■ **Request**
Quote all entries exactly, leaving pictures aside.

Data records
____________________

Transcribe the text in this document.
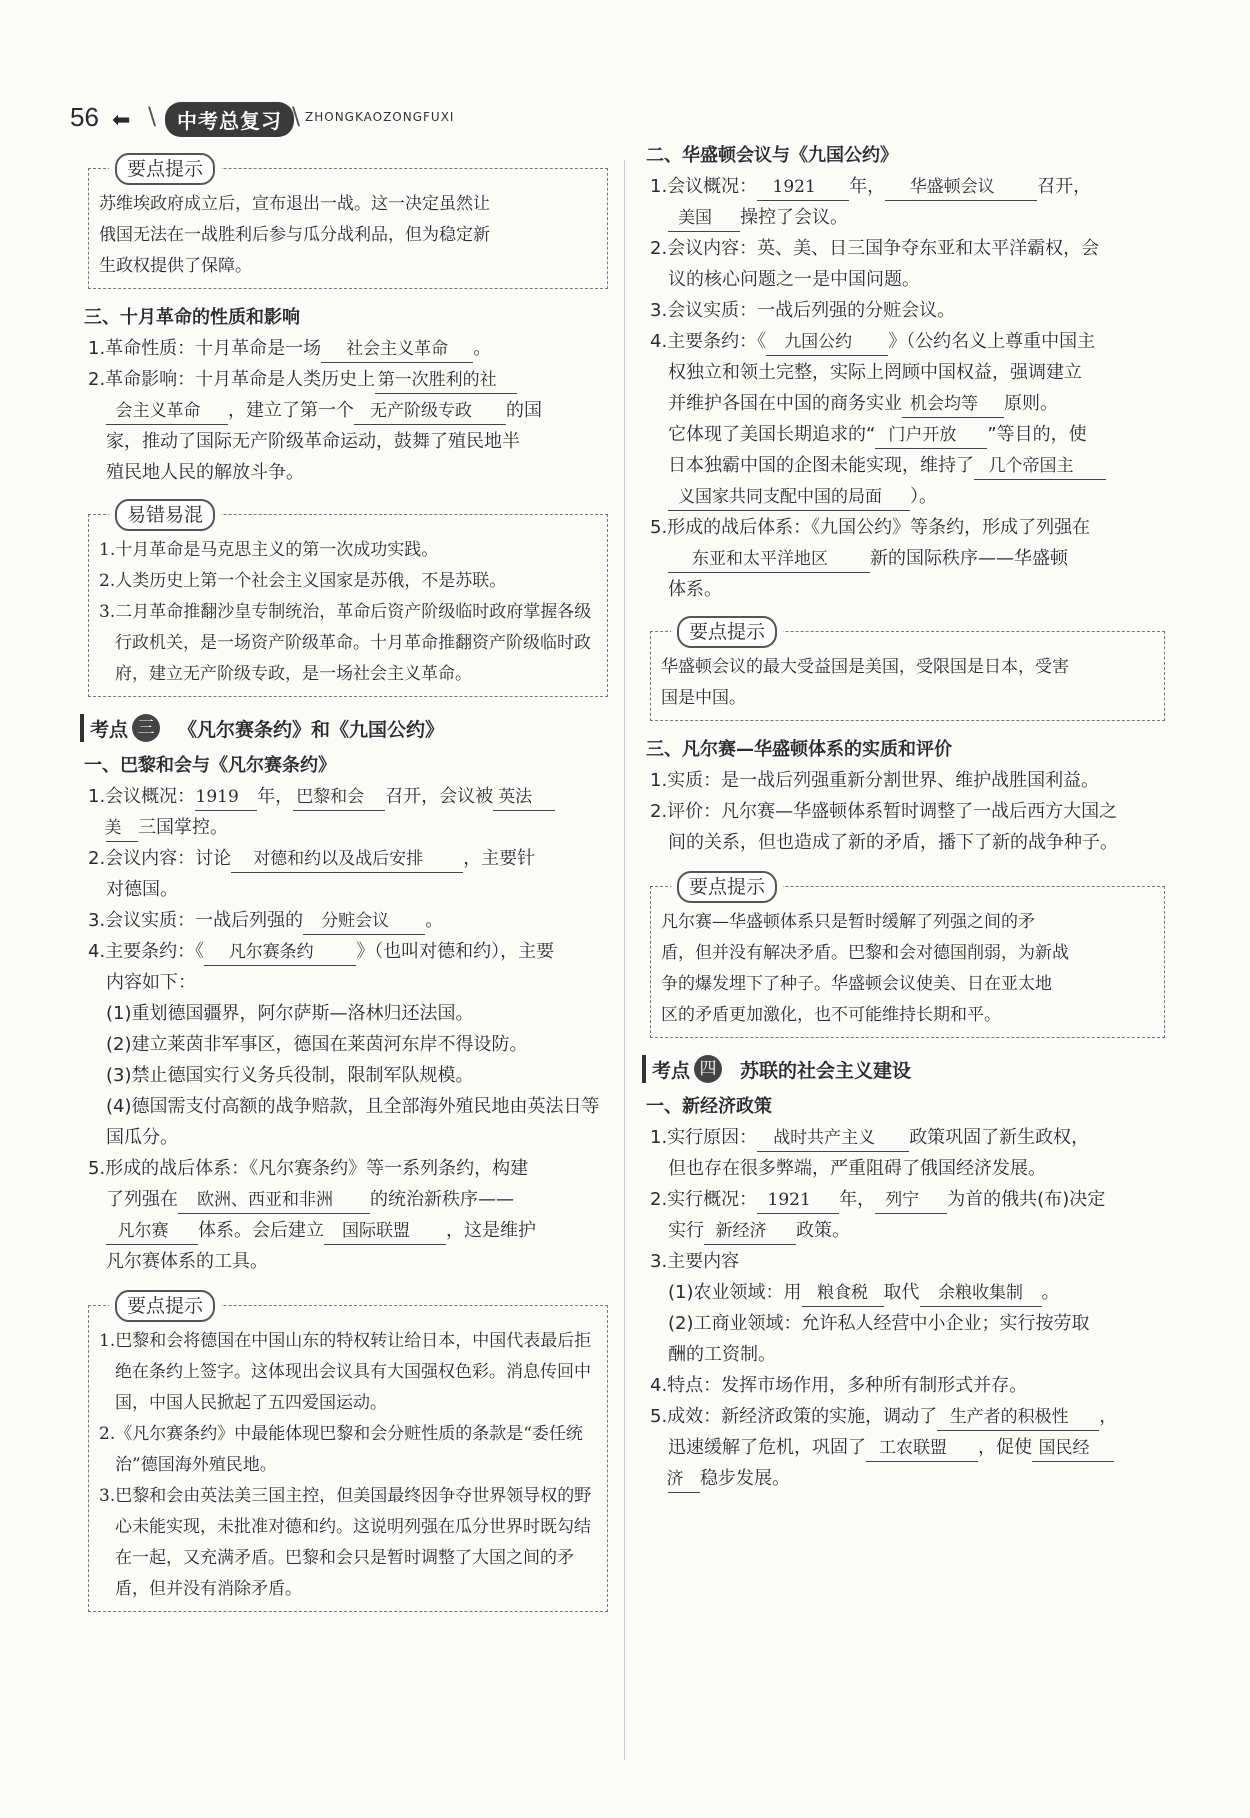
56 ⬅ \	中考总复习 \ ZHONGKAOZONGFUXI
要点提示

苏维埃政府成立后，宣布退出一战。这一决定虽然让

俄国无法在一战胜利后参与瓜分战利品，但为稳定新

生政权提供了保障。

三、十月革命的性质和影响

1.革命性质：十月革命是一场 社会主义革命 。

2.革命影响：十月革命是人类历史上 第一次胜利的社
会主义革命 ，建立了第一个 无产阶级专政 的国
家，推动了国际无产阶级革命运动，鼓舞了殖民地半
殖民地人民的解放斗争。

易错易混

1.十月革命是马克思主义的第一次成功实践。

2.人类历史上第一个社会主义国家是苏俄，不是苏联。

3.二月革命推翻沙皇专制统治，革命后资产阶级临时政府掌握各级行政机关，是一场资产阶级革命。十月革命推翻资产阶级临时政府，建立无产阶级专政，是一场社会主义革命。

考点 三 《凡尔赛条约》和《九国公约》

一、巴黎和会与《凡尔赛条约》

1.会议概况：1919 年， 巴黎和会 召开，会议被 英法
美 三国掌控。

2.会议内容：讨论 对德和约以及战后安排 ，主要针
对德国。

3.会议实质：一战后列强的 分赃会议 。

4.主要条约：《 凡尔赛条约 》（也叫对德和约），主要
内容如下：

(1)重划德国疆界，阿尔萨斯—洛林归还法国。

(2)建立莱茵非军事区，德国在莱茵河东岸不得设防。

(3)禁止德国实行义务兵役制，限制军队规模。

(4)德国需支付高额的战争赔款，且全部海外殖民地由英法日等国瓜分。

5.形成的战后体系：《凡尔赛条约》等一系列条约，构建
了列强在 欧洲、西亚和非洲 的统治新秩序——
凡尔赛 体系。会后建立 国际联盟 ，这是维护
凡尔赛体系的工具。

要点提示

1.巴黎和会将德国在中国山东的特权转让给日本，中国代表最后拒绝在条约上签字。这体现出会议具有大国强权色彩。消息传回中国，中国人民掀起了五四爱国运动。

2.《凡尔赛条约》中最能体现巴黎和会分赃性质的条款是“委任统治”德国海外殖民地。

3.巴黎和会由英法美三国主控，但美国最终因争夺世界领导权的野心未能实现，未批准对德和约。这说明列强在瓜分世界时既勾结在一起，又充满矛盾。巴黎和会只是暂时调整了大国之间的矛盾，但并没有消除矛盾。

二、华盛顿会议与《九国公约》

1.会议概况： 1921 年， 华盛顿会议 召开，
美国 操控了会议。

2.会议内容：英、美、日三国争夺东亚和太平洋霸权，会
议的核心问题之一是中国问题。

3.会议实质：一战后列强的分赃会议。

4.主要条约：《 九国公约 》（公约名义上尊重中国主
权独立和领土完整，实际上罔顾中国权益，强调建立
并维护各国在中国的商务实业 机会均等 原则。
它体现了美国长期追求的“ 门户开放 ”等目的，使
日本独霸中国的企图未能实现，维持了 几个帝国主
义国家共同支配中国的局面 ）。

5.形成的战后体系：《九国公约》等条约，形成了列强在
东亚和太平洋地区 新的国际秩序——华盛顿
体系。

要点提示

华盛顿会议的最大受益国是美国，受限国是日本，受害

国是中国。

三、凡尔赛—华盛顿体系的实质和评价

1.实质：是一战后列强重新分割世界、维护战胜国利益。

2.评价：凡尔赛—华盛顿体系暂时调整了一战后西方大国之
间的关系，但也造成了新的矛盾，播下了新的战争种子。

要点提示

凡尔赛—华盛顿体系只是暂时缓解了列强之间的矛

盾，但并没有解决矛盾。巴黎和会对德国削弱，为新战

争的爆发埋下了种子。华盛顿会议使美、日在亚太地

区的矛盾更加激化，也不可能维持长期和平。

考点 四 苏联的社会主义建设

一、新经济政策

1.实行原因： 战时共产主义 政策巩固了新生政权，
但也存在很多弊端，严重阻碍了俄国经济发展。

2.实行概况： 1921 年， 列宁 为首的俄共(布)决定
实行 新经济 政策。

3.主要内容

(1)农业领域：用 粮食税 取代 余粮收集制 。

(2)工商业领域：允许私人经营中小企业；实行按劳取
酬的工资制。

4.特点：发挥市场作用，多种所有制形式并存。

5.成效：新经济政策的实施，调动了 生产者的积极性 ，
迅速缓解了危机，巩固了 工农联盟 ，促使 国民经
济 稳步发展。
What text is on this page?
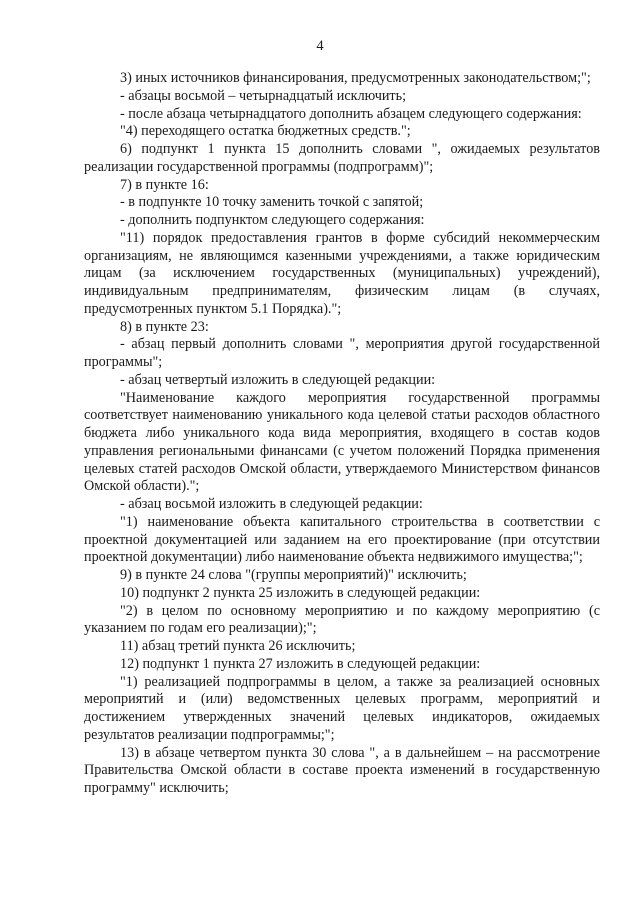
4

3) иных источников финансирования, предусмотренных законодательством;";

- абзацы восьмой – четырнадцатый исключить;

- после абзаца четырнадцатого дополнить абзацем следующего содержания:

"4) переходящего остатка бюджетных средств.";

6) подпункт 1 пункта 15 дополнить словами ", ожидаемых результатов реализации государственной программы (подпрограмм)";

7) в пункте 16:

- в подпункте 10 точку заменить точкой с запятой;

- дополнить подпунктом следующего содержания:

"11) порядок предоставления грантов в форме субсидий некоммерческим организациям, не являющимся казенными учреждениями, а также юридическим лицам (за исключением государственных (муниципальных) учреждений), индивидуальным предпринимателям, физическим лицам (в случаях, предусмотренных пунктом 5.1 Порядка).";

8) в пункте 23:

- абзац первый дополнить словами ", мероприятия другой государственной программы";

- абзац четвертый изложить в следующей редакции:

"Наименование каждого мероприятия государственной программы соответствует наименованию уникального кода целевой статьи расходов областного бюджета либо уникального кода вида мероприятия, входящего в состав кодов управления региональными финансами (с учетом положений Порядка применения целевых статей расходов Омской области, утверждаемого Министерством финансов Омской области).";

- абзац восьмой изложить в следующей редакции:

"1) наименование объекта капитального строительства в соответствии с проектной документацией или заданием на его проектирование (при отсутствии проектной документации) либо наименование объекта недвижимого имущества;";

9) в пункте 24 слова "(группы мероприятий)" исключить;

10) подпункт 2 пункта 25 изложить в следующей редакции:

"2) в целом по основному мероприятию и по каждому мероприятию (с указанием по годам его реализации);";

11) абзац третий пункта 26 исключить;

12) подпункт 1 пункта 27 изложить в следующей редакции:

"1) реализацией подпрограммы в целом, а также за реализацией основных мероприятий и (или) ведомственных целевых программ, мероприятий и достижением утвержденных значений целевых индикаторов, ожидаемых результатов реализации подпрограммы;";

13) в абзаце четвертом пункта 30 слова ", а в дальнейшем – на рассмотрение Правительства Омской области в составе проекта изменений в государственную программу" исключить;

____________________

■ **Result of the exercise**
Transcribe the text in this document.
56 ⬅ \	中考总复习 \ ZHONGKAOZONGFUXI
要点提示

苏维埃政府成立后，宣布退出一战。这一决定虽然让

俄国无法在一战胜利后参与瓜分战利品，但为稳定新

生政权提供了保障。

三、十月革命的性质和影响

1.革命性质：十月革命是一场 社会主义革命 。

2.革命影响：十月革命是人类历史上 第一次胜利的社
会主义革命 ，建立了第一个 无产阶级专政 的国
家，推动了国际无产阶级革命运动，鼓舞了殖民地半
殖民地人民的解放斗争。

易错易混

1.十月革命是马克思主义的第一次成功实践。

2.人类历史上第一个社会主义国家是苏俄，不是苏联。

3.二月革命推翻沙皇专制统治，革命后资产阶级临时政府掌握各级行政机关，是一场资产阶级革命。十月革命推翻资产阶级临时政府，建立无产阶级专政，是一场社会主义革命。

考点 三 《凡尔赛条约》和《九国公约》

一、巴黎和会与《凡尔赛条约》

1.会议概况：1919 年， 巴黎和会 召开，会议被 英法
美 三国掌控。

2.会议内容：讨论 对德和约以及战后安排 ，主要针
对德国。

3.会议实质：一战后列强的 分赃会议 。

4.主要条约：《 凡尔赛条约 》（也叫对德和约），主要
内容如下：

(1)重划德国疆界，阿尔萨斯—洛林归还法国。

(2)建立莱茵非军事区，德国在莱茵河东岸不得设防。

(3)禁止德国实行义务兵役制，限制军队规模。

(4)德国需支付高额的战争赔款，且全部海外殖民地由英法日等国瓜分。

5.形成的战后体系：《凡尔赛条约》等一系列条约，构建
了列强在 欧洲、西亚和非洲 的统治新秩序——
凡尔赛 体系。会后建立 国际联盟 ，这是维护
凡尔赛体系的工具。

要点提示

1.巴黎和会将德国在中国山东的特权转让给日本，中国代表最后拒绝在条约上签字。这体现出会议具有大国强权色彩。消息传回中国，中国人民掀起了五四爱国运动。

2.《凡尔赛条约》中最能体现巴黎和会分赃性质的条款是“委任统治”德国海外殖民地。

3.巴黎和会由英法美三国主控，但美国最终因争夺世界领导权的野心未能实现，未批准对德和约。这说明列强在瓜分世界时既勾结在一起，又充满矛盾。巴黎和会只是暂时调整了大国之间的矛盾，但并没有消除矛盾。

二、华盛顿会议与《九国公约》

1.会议概况： 1921 年， 华盛顿会议 召开，
美国 操控了会议。

2.会议内容：英、美、日三国争夺东亚和太平洋霸权，会
议的核心问题之一是中国问题。

3.会议实质：一战后列强的分赃会议。

4.主要条约：《 九国公约 》（公约名义上尊重中国主
权独立和领土完整，实际上罔顾中国权益，强调建立
并维护各国在中国的商务实业 机会均等 原则。
它体现了美国长期追求的“ 门户开放 ”等目的，使
日本独霸中国的企图未能实现，维持了 几个帝国主
义国家共同支配中国的局面 ）。

5.形成的战后体系：《九国公约》等条约，形成了列强在
东亚和太平洋地区 新的国际秩序——华盛顿
体系。

要点提示

华盛顿会议的最大受益国是美国，受限国是日本，受害

国是中国。

三、凡尔赛—华盛顿体系的实质和评价

1.实质：是一战后列强重新分割世界、维护战胜国利益。

2.评价：凡尔赛—华盛顿体系暂时调整了一战后西方大国之
间的关系，但也造成了新的矛盾，播下了新的战争种子。

要点提示

凡尔赛—华盛顿体系只是暂时缓解了列强之间的矛

盾，但并没有解决矛盾。巴黎和会对德国削弱，为新战

争的爆发埋下了种子。华盛顿会议使美、日在亚太地

区的矛盾更加激化，也不可能维持长期和平。

考点 四 苏联的社会主义建设

一、新经济政策

1.实行原因： 战时共产主义 政策巩固了新生政权，
但也存在很多弊端，严重阻碍了俄国经济发展。

2.实行概况： 1921 年， 列宁 为首的俄共(布)决定
实行 新经济 政策。

3.主要内容

(1)农业领域：用 粮食税 取代 余粮收集制 。

(2)工商业领域：允许私人经营中小企业；实行按劳取
酬的工资制。

4.特点：发挥市场作用，多种所有制形式并存。

5.成效：新经济政策的实施，调动了 生产者的积极性 ，
迅速缓解了危机，巩固了 工农联盟 ，促使 国民经
济 稳步发展。
What text is on this page?
4

3) иных источников финансирования, предусмотренных законодательством;";

- абзацы восьмой – четырнадцатый исключить;

- после абзаца четырнадцатого дополнить абзацем следующего содержания:

"4) переходящего остатка бюджетных средств.";

6) подпункт 1 пункта 15 дополнить словами ", ожидаемых результатов реализации государственной программы (подпрограмм)";

7) в пункте 16:

- в подпункте 10 точку заменить точкой с запятой;

- дополнить подпунктом следующего содержания:

"11) порядок предоставления грантов в форме субсидий некоммерческим организациям, не являющимся казенными учреждениями, а также юридическим лицам (за исключением государственных (муниципальных) учреждений), индивидуальным предпринимателям, физическим лицам (в случаях, предусмотренных пунктом 5.1 Порядка).";

8) в пункте 23:

- абзац первый дополнить словами ", мероприятия другой государственной программы";

- абзац четвертый изложить в следующей редакции:

"Наименование каждого мероприятия государственной программы соответствует наименованию уникального кода целевой статьи расходов областного бюджета либо уникального кода вида мероприятия, входящего в состав кодов управления региональными финансами (с учетом положений Порядка применения целевых статей расходов Омской области, утверждаемого Министерством финансов Омской области).";

- абзац восьмой изложить в следующей редакции:

"1) наименование объекта капитального строительства в соответствии с проектной документацией или заданием на его проектирование (при отсутствии проектной документации) либо наименование объекта недвижимого имущества;";

9) в пункте 24 слова "(группы мероприятий)" исключить;

10) подпункт 2 пункта 25 изложить в следующей редакции:

"2) в целом по основному мероприятию и по каждому мероприятию (с указанием по годам его реализации);";

11) абзац третий пункта 26 исключить;

12) подпункт 1 пункта 27 изложить в следующей редакции:

"1) реализацией подпрограммы в целом, а также за реализацией основных мероприятий и (или) ведомственных целевых программ, мероприятий и достижением утвержденных значений целевых индикаторов, ожидаемых результатов реализации подпрограммы;";

13) в абзаце четвертом пункта 30 слова ", а в дальнейшем – на рассмотрение Правительства Омской области в составе проекта изменений в государственную программу" исключить;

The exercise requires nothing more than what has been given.